◆ Data supplied:

* Start *

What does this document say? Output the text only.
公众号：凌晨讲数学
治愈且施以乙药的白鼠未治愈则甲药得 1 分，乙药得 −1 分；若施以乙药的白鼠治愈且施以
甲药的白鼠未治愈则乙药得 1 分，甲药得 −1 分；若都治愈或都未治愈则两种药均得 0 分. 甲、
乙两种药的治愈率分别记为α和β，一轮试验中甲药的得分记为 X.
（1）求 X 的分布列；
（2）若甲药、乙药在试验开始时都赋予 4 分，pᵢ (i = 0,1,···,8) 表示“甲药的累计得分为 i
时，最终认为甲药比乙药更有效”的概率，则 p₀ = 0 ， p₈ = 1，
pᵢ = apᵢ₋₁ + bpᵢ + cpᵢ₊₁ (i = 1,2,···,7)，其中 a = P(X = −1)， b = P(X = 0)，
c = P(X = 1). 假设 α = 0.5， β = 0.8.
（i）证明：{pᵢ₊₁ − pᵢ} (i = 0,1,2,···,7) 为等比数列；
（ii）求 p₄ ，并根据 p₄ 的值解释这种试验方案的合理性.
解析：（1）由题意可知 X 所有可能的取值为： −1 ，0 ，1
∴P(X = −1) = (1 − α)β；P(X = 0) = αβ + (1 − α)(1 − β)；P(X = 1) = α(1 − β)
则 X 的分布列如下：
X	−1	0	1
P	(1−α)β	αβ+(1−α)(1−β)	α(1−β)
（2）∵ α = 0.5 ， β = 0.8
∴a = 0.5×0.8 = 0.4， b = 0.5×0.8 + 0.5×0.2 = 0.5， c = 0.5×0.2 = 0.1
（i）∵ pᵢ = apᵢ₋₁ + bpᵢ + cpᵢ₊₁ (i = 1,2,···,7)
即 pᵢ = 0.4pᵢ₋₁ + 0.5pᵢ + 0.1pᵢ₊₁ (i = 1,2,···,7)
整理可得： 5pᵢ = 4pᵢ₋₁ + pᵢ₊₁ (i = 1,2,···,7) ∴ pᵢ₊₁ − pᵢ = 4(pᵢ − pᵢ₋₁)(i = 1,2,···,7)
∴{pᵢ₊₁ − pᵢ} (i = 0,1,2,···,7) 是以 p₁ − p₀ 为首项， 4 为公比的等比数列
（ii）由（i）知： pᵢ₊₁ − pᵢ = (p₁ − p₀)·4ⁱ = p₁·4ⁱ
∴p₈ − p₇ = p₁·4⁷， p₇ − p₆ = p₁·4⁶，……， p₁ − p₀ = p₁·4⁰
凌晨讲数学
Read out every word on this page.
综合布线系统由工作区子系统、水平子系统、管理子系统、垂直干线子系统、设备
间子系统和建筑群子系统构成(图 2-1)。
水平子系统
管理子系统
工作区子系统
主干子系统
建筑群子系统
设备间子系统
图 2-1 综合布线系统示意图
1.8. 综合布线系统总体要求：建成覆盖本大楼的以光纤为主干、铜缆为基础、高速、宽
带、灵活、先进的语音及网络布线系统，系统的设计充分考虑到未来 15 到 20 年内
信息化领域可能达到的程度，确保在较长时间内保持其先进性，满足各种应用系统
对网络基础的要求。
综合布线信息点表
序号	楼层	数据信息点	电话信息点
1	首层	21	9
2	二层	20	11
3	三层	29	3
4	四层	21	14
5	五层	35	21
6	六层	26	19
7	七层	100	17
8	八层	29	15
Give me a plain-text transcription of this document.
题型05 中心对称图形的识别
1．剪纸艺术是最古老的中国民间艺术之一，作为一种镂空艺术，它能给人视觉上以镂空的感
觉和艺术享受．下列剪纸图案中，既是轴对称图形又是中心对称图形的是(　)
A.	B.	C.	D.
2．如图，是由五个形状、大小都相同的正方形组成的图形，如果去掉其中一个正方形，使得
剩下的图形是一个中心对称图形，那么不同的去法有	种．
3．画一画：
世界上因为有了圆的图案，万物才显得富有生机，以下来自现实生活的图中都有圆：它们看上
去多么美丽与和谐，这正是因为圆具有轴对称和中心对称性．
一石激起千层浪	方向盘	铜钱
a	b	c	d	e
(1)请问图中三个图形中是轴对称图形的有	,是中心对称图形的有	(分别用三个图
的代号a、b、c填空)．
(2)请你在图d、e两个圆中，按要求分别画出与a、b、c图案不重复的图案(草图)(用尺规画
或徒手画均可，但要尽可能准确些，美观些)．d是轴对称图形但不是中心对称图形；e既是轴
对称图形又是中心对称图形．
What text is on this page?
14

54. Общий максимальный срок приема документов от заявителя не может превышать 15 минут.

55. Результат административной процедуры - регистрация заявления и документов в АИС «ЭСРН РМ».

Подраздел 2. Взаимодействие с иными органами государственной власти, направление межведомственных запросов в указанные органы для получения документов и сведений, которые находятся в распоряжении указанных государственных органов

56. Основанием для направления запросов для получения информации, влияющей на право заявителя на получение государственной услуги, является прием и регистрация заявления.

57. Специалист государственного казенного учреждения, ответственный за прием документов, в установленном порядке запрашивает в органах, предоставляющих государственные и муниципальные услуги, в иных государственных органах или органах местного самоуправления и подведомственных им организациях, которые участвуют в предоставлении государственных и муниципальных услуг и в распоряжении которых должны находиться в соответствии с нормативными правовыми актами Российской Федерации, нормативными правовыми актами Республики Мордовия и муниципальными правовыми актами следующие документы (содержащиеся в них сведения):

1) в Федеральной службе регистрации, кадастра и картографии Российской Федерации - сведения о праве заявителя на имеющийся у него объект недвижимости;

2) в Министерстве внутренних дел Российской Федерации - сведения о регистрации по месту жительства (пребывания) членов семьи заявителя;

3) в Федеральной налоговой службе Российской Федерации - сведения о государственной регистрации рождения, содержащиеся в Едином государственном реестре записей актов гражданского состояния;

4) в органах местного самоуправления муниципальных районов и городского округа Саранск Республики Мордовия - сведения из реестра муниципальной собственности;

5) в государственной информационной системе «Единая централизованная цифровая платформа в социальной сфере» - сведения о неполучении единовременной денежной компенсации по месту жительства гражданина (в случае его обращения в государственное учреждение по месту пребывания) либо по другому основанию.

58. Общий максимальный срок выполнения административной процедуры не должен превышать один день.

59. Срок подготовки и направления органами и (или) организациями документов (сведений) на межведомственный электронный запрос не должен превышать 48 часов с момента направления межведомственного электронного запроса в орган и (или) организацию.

* End *

◆ Requirement:
Copy each record from above without leaving any out.

◆ Worked solution:
What does this document say? Output the text only.
公众号：凌晨讲数学
治愈且施以乙药的白鼠未治愈则甲药得 1 分，乙药得 −1 分；若施以乙药的白鼠治愈且施以
甲药的白鼠未治愈则乙药得 1 分，甲药得 −1 分；若都治愈或都未治愈则两种药均得 0 分. 甲、
乙两种药的治愈率分别记为α和β，一轮试验中甲药的得分记为 X.
（1）求 X 的分布列；
（2）若甲药、乙药在试验开始时都赋予 4 分，pᵢ (i = 0,1,···,8) 表示“甲药的累计得分为 i
时，最终认为甲药比乙药更有效”的概率，则 p₀ = 0 ， p₈ = 1，
pᵢ = apᵢ₋₁ + bpᵢ + cpᵢ₊₁ (i = 1,2,···,7)，其中 a = P(X = −1)， b = P(X = 0)，
c = P(X = 1). 假设 α = 0.5， β = 0.8.
（i）证明：{pᵢ₊₁ − pᵢ} (i = 0,1,2,···,7) 为等比数列；
（ii）求 p₄ ，并根据 p₄ 的值解释这种试验方案的合理性.
解析：（1）由题意可知 X 所有可能的取值为： −1 ，0 ，1
∴P(X = −1) = (1 − α)β；P(X = 0) = αβ + (1 − α)(1 − β)；P(X = 1) = α(1 − β)
则 X 的分布列如下：
X	−1	0	1
P	(1−α)β	αβ+(1−α)(1−β)	α(1−β)
（2）∵ α = 0.5 ， β = 0.8
∴a = 0.5×0.8 = 0.4， b = 0.5×0.8 + 0.5×0.2 = 0.5， c = 0.5×0.2 = 0.1
（i）∵ pᵢ = apᵢ₋₁ + bpᵢ + cpᵢ₊₁ (i = 1,2,···,7)
即 pᵢ = 0.4pᵢ₋₁ + 0.5pᵢ + 0.1pᵢ₊₁ (i = 1,2,···,7)
整理可得： 5pᵢ = 4pᵢ₋₁ + pᵢ₊₁ (i = 1,2,···,7) ∴ pᵢ₊₁ − pᵢ = 4(pᵢ − pᵢ₋₁)(i = 1,2,···,7)
∴{pᵢ₊₁ − pᵢ} (i = 0,1,2,···,7) 是以 p₁ − p₀ 为首项， 4 为公比的等比数列
（ii）由（i）知： pᵢ₊₁ − pᵢ = (p₁ − p₀)·4ⁱ = p₁·4ⁱ
∴p₈ − p₇ = p₁·4⁷， p₇ − p₆ = p₁·4⁶，……， p₁ − p₀ = p₁·4⁰
凌晨讲数学
Read out every word on this page.
综合布线系统由工作区子系统、水平子系统、管理子系统、垂直干线子系统、设备
间子系统和建筑群子系统构成(图 2-1)。
水平子系统
管理子系统
工作区子系统
主干子系统
建筑群子系统
设备间子系统
图 2-1 综合布线系统示意图
1.8. 综合布线系统总体要求：建成覆盖本大楼的以光纤为主干、铜缆为基础、高速、宽
带、灵活、先进的语音及网络布线系统，系统的设计充分考虑到未来 15 到 20 年内
信息化领域可能达到的程度，确保在较长时间内保持其先进性，满足各种应用系统
对网络基础的要求。
综合布线信息点表
序号	楼层	数据信息点	电话信息点
1	首层	21	9
2	二层	20	11
3	三层	29	3
4	四层	21	14
5	五层	35	21
6	六层	26	19
7	七层	100	17
8	八层	29	15
Give me a plain-text transcription of this document.
题型05 中心对称图形的识别
1．剪纸艺术是最古老的中国民间艺术之一，作为一种镂空艺术，它能给人视觉上以镂空的感
觉和艺术享受．下列剪纸图案中，既是轴对称图形又是中心对称图形的是(　)
A.	B.	C.	D.
2．如图，是由五个形状、大小都相同的正方形组成的图形，如果去掉其中一个正方形，使得
剩下的图形是一个中心对称图形，那么不同的去法有	种．
3．画一画：
世界上因为有了圆的图案，万物才显得富有生机，以下来自现实生活的图中都有圆：它们看上
去多么美丽与和谐，这正是因为圆具有轴对称和中心对称性．
一石激起千层浪	方向盘	铜钱
a	b	c	d	e
(1)请问图中三个图形中是轴对称图形的有	,是中心对称图形的有	(分别用三个图
的代号a、b、c填空)．
(2)请你在图d、e两个圆中，按要求分别画出与a、b、c图案不重复的图案(草图)(用尺规画
或徒手画均可，但要尽可能准确些，美观些)．d是轴对称图形但不是中心对称图形；e既是轴
对称图形又是中心对称图形．
What text is on this page?
14

54. Общий максимальный срок приема документов от заявителя не может превышать 15 минут.

55. Результат административной процедуры - регистрация заявления и документов в АИС «ЭСРН РМ».

Подраздел 2. Взаимодействие с иными органами государственной власти, направление межведомственных запросов в указанные органы для получения документов и сведений, которые находятся в распоряжении указанных государственных органов

56. Основанием для направления запросов для получения информации, влияющей на право заявителя на получение государственной услуги, является прием и регистрация заявления.

57. Специалист государственного казенного учреждения, ответственный за прием документов, в установленном порядке запрашивает в органах, предоставляющих государственные и муниципальные услуги, в иных государственных органах или органах местного самоуправления и подведомственных им организациях, которые участвуют в предоставлении государственных и муниципальных услуг и в распоряжении которых должны находиться в соответствии с нормативными правовыми актами Российской Федерации, нормативными правовыми актами Республики Мордовия и муниципальными правовыми актами следующие документы (содержащиеся в них сведения):

1) в Федеральной службе регистрации, кадастра и картографии Российской Федерации - сведения о праве заявителя на имеющийся у него объект недвижимости;

2) в Министерстве внутренних дел Российской Федерации - сведения о регистрации по месту жительства (пребывания) членов семьи заявителя;

3) в Федеральной налоговой службе Российской Федерации - сведения о государственной регистрации рождения, содержащиеся в Едином государственном реестре записей актов гражданского состояния;

4) в органах местного самоуправления муниципальных районов и городского округа Саранск Республики Мордовия - сведения из реестра муниципальной собственности;

5) в государственной информационной системе «Единая централизованная цифровая платформа в социальной сфере» - сведения о неполучении единовременной денежной компенсации по месту жительства гражданина (в случае его обращения в государственное учреждение по месту пребывания) либо по другому основанию.

58. Общий максимальный срок выполнения административной процедуры не должен превышать один день.

59. Срок подготовки и направления органами и (или) организациями документов (сведений) на межведомственный электронный запрос не должен превышать 48 часов с момента направления межведомственного электронного запроса в орган и (или) организацию.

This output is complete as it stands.